What you need to do
Look through the listing and locate every line containing the word "currents"; copy those lines.

Records for this exercise
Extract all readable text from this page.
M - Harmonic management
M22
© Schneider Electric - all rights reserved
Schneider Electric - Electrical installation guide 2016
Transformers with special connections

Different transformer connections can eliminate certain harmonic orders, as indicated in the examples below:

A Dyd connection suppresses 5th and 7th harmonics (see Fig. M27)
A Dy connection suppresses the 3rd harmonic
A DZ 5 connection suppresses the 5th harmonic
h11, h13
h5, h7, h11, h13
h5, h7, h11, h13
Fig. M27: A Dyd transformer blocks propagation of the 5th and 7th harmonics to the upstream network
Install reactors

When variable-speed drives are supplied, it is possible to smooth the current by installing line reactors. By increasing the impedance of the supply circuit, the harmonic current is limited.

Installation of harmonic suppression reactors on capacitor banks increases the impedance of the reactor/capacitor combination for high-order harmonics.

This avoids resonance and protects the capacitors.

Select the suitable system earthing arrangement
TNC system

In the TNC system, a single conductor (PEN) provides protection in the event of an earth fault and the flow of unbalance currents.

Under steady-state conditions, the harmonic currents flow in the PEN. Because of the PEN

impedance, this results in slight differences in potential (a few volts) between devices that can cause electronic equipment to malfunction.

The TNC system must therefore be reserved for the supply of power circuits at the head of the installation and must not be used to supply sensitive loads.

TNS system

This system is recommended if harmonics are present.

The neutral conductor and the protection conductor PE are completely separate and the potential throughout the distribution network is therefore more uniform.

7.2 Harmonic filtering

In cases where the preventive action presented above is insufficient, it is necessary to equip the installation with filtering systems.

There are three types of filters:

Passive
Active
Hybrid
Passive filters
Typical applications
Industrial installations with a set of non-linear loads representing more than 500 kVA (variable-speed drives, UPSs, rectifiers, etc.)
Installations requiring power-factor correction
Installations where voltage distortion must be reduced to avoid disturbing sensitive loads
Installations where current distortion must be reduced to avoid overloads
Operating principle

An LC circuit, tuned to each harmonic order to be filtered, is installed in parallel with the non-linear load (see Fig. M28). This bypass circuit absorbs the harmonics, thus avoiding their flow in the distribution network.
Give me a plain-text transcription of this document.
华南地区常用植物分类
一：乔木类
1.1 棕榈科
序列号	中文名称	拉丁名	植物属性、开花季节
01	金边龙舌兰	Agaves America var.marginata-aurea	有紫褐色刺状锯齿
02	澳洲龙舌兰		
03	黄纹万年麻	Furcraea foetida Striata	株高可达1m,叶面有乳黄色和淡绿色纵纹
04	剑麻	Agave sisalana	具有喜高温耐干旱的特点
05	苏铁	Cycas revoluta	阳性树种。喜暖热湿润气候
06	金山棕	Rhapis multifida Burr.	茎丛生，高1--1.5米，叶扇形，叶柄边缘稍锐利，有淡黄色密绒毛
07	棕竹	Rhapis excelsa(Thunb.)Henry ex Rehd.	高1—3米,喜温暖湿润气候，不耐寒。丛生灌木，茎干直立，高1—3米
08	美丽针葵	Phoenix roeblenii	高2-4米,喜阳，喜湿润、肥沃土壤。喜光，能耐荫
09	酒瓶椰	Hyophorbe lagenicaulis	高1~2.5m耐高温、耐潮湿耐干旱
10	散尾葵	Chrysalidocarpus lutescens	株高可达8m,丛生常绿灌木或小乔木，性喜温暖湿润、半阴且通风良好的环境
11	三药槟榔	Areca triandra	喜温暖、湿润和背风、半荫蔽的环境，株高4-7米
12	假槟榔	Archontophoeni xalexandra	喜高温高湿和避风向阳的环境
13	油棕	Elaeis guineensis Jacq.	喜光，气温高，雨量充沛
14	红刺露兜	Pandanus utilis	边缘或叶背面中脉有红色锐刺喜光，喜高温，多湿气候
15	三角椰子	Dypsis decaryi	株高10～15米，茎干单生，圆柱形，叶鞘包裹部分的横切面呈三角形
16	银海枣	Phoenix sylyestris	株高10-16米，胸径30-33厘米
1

Written answer
In the TNC system, a single conductor (PEN) provides protection in the event of an earth fault and the flow of unbalance currents.
Under steady-state conditions, the harmonic currents flow in the PEN. Because of the PEN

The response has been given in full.